Fragmento proporcionado:

::::::::

Cursus educativus horribilis. Una mirada hacia atrás.


El 21 de diciembre de  2011 asume el gobierno de España el Partido Popular.  El curso escolar estaba empezado y han bastado 8 meses para ver como la educación en España se ha ido desmoronando poco a poco  aunque el gobierno hable de ajustes debido a la crisis económica, excusa que sirve para todo. Y ha vuelto la mirada y los pasos educativos hacia atrás. Y este comentario  no es una insidia contra ese gobierno sino que las políticas, las prácticas y las cifras lo demuestran.
Como tenían que hacer los presupuestos se bajó un 21% menos y lógicamente se traspasó menos a las comunidades autónomas que tienen las competencias educativas, pero no un 21% sino un 35% menos. Y empezaron  los recortes en educación en el Estado y en todas las comunidades autónomas.
En un curso se ha reducido el salario y han aumentado las horas lectivas del profesorado y se han amortizado jubilaciones  con efectos en la destrucción de puestos de trabajo de interinos que ven proletarizado su trabajo con drásticas reducción salarial. Supresión de multitud de aspectos ganados laboralmente: reducciones salariales de todo el profesorado por incapacidad laboral, ayudas sociales, permisos por edad, jubilaciones, planes de pensiones, formación, etc. Pero no es únicamente eso sino los recortes escondidos, la multitud de pequeñas cosas que se han ido recortando (gobierno y autonomías) y que han ido hundiendo esa educación pública que tanto costó levantar.
Pero este documento no pretende desgranar la cantidad de recortes, los que han ido apareciendo en los medios de comunicación y los que no aparecen, sino ver las consecuencias de este curso horrible para la educación. Tampoco pretendo hacer el discurso que algunos han acusado de cooperativista, victimista o apocalíptico sobre el futuro del país y las consecuencias a largo plazo. No. Únicamente pretende introducirme en lo que ha representado para el profesorado y puede provocar si continua así.

::::::::

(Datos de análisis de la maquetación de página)
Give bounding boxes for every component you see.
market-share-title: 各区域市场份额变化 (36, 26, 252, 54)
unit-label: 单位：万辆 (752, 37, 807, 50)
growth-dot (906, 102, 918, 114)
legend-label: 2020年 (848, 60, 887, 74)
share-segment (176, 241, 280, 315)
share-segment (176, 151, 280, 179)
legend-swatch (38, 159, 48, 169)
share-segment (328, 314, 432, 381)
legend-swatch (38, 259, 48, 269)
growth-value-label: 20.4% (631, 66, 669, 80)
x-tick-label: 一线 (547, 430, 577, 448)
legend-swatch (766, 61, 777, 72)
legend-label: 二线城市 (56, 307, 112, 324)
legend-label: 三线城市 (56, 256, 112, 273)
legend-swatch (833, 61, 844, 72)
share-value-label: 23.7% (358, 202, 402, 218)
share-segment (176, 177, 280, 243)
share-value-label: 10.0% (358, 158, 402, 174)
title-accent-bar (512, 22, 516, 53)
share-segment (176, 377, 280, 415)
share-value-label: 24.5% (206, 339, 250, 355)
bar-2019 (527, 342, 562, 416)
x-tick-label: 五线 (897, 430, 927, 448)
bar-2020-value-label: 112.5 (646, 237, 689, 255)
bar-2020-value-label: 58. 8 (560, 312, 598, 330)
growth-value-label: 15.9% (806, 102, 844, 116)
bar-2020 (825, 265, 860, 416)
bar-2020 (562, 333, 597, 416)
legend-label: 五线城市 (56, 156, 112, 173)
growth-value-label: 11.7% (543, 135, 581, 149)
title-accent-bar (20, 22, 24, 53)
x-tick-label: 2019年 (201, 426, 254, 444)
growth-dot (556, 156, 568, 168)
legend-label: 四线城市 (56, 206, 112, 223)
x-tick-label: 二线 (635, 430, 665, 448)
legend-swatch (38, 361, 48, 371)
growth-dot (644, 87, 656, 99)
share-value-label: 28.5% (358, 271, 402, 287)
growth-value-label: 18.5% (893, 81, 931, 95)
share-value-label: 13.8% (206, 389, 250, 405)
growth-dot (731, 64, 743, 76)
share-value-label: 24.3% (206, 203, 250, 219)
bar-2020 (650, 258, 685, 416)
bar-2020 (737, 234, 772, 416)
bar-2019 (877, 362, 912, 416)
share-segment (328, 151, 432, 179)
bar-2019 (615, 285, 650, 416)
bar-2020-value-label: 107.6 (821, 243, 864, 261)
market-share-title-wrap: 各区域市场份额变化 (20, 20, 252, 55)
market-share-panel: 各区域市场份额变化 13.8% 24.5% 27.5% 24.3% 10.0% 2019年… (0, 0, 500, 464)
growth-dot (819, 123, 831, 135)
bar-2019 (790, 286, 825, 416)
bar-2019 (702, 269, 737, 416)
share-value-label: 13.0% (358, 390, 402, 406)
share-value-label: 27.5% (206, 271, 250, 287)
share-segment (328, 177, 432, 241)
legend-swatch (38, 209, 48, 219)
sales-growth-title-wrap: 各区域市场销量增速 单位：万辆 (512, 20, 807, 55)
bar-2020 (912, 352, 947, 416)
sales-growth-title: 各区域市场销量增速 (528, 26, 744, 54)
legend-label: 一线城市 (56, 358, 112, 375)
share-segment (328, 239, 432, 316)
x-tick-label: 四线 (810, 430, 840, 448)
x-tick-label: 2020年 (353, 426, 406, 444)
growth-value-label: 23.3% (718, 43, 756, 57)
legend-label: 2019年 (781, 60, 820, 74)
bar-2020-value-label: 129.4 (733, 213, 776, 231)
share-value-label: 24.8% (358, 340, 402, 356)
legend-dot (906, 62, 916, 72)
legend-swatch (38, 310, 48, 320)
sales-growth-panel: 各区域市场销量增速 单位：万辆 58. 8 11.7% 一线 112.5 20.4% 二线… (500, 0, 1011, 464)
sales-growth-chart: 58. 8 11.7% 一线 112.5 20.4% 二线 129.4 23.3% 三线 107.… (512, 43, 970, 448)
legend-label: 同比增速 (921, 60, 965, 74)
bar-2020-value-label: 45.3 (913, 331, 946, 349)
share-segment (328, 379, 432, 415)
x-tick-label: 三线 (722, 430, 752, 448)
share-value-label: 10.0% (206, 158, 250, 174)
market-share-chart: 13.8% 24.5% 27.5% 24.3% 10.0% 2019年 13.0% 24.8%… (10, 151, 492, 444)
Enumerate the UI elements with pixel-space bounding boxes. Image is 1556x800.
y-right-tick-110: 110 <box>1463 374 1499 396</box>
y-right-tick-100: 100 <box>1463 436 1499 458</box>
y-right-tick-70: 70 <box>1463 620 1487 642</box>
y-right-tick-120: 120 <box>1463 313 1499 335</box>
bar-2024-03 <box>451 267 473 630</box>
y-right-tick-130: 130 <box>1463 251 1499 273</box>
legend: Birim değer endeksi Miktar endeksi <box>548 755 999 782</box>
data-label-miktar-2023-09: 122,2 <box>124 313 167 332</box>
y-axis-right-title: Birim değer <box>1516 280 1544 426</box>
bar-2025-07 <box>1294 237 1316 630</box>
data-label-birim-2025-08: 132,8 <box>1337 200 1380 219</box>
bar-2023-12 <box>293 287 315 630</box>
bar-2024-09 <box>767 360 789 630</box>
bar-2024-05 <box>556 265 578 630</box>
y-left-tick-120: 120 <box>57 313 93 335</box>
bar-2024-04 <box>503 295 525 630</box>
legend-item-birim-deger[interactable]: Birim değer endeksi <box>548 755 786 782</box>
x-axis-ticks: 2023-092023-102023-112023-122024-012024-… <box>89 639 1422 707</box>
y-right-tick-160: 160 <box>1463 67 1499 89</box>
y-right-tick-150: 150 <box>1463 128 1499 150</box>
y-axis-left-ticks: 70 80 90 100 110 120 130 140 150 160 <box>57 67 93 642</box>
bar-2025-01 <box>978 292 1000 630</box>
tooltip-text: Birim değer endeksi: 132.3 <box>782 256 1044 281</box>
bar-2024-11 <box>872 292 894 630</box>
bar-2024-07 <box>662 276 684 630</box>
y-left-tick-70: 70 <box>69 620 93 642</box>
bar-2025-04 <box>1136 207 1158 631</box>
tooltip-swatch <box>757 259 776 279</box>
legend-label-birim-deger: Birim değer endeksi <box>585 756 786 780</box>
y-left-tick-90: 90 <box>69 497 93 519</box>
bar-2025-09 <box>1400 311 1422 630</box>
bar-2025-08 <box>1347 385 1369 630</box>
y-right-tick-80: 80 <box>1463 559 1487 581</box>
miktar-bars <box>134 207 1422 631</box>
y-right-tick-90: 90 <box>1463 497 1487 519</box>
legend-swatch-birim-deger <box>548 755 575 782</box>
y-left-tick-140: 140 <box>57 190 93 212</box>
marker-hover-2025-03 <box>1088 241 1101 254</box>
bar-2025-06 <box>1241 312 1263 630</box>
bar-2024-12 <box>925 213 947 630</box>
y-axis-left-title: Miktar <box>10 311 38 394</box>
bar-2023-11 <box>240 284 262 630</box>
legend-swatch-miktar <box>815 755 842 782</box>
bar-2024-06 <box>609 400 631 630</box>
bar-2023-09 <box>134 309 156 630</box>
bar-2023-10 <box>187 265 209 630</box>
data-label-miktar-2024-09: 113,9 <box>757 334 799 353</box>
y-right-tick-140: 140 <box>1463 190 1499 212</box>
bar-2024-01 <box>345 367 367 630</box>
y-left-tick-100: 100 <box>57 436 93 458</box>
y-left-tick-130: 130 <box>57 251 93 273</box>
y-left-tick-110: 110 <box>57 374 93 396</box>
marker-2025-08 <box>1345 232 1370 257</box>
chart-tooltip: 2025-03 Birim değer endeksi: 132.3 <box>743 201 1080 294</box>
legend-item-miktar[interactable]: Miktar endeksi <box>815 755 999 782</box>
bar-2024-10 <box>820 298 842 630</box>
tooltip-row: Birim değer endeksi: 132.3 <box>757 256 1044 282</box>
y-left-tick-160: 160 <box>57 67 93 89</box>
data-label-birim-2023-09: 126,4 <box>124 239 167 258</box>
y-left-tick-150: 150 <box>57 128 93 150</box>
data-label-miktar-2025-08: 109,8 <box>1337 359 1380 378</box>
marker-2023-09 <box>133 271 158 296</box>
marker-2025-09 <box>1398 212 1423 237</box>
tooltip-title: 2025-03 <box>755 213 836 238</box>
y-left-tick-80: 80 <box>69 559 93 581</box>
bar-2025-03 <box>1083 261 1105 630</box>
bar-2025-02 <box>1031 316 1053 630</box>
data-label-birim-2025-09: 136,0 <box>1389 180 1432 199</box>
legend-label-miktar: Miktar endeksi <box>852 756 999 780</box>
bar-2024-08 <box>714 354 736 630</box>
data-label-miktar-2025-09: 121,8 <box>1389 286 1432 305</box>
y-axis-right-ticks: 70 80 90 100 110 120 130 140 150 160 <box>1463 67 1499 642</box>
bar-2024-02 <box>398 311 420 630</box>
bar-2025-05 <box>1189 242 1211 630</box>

::::::::

Instrucciones:
1. Transcribe del texto sobre los recortes educativos el pasaje entre "Cursus educativus horribilis." y "cifras lo demuestran.", ambos incluidos.
2. Continúa el texto sobre los recortes educativos a partir de su última oración.

Respuestas:
1.
Cursus educativus horribilis. Una mirada hacia atrás.


El 21 de diciembre de  2011 asume el gobierno de España el Partido Popular.  El curso escolar estaba empezado y han bastado 8 meses para ver como la educación en España se ha ido desmoronando poco a poco  aunque el gobierno hable de ajustes debido a la crisis económica, excusa que sirve para todo. Y ha vuelto la mirada y los pasos educativos hacia atrás. Y este comentario  no es una insidia contra ese gobierno sino que las políticas, las prácticas y las cifras lo demuestran.

2.
Todos coincidimos que el profesorado es la pieza clave. Y ya sabemos que hay de todo. No únicamente porque lo digan los expertos sino porque es de sentido común. Y ese profesorado tan valioso que podemos decir que es el mejor que hemos tenido nunca por su formación y dedicación en estos tiempos difíciles tanto económica como socialmente se ha ido poco a poco proletarizando y desmotivando  ya que se le ha venido a decir que cometía excesos, trabajaba poco y además era un privilegiado con tantas vacaciones, un trabajo seguro y un buen sueldo (los tópicos se han utilizado sibilinamente). Ese discurso que los diferentes gobiernos del Estado han ido introduciendo no provoca únicamente indignación o manifestaciones sino tocar una cosa muy importante para educar: el compromiso, la dedicación y la voluntariedad. Y como vaya fallando eso fallará todo el sistema educativo.  Un discurso diferente a aquellos países que se ponen como ejemplo.  Hundir al profesorado en todas sus facetas es hundir la educación. Y si ésta si  es pública hemos de encender el piloto de alerta.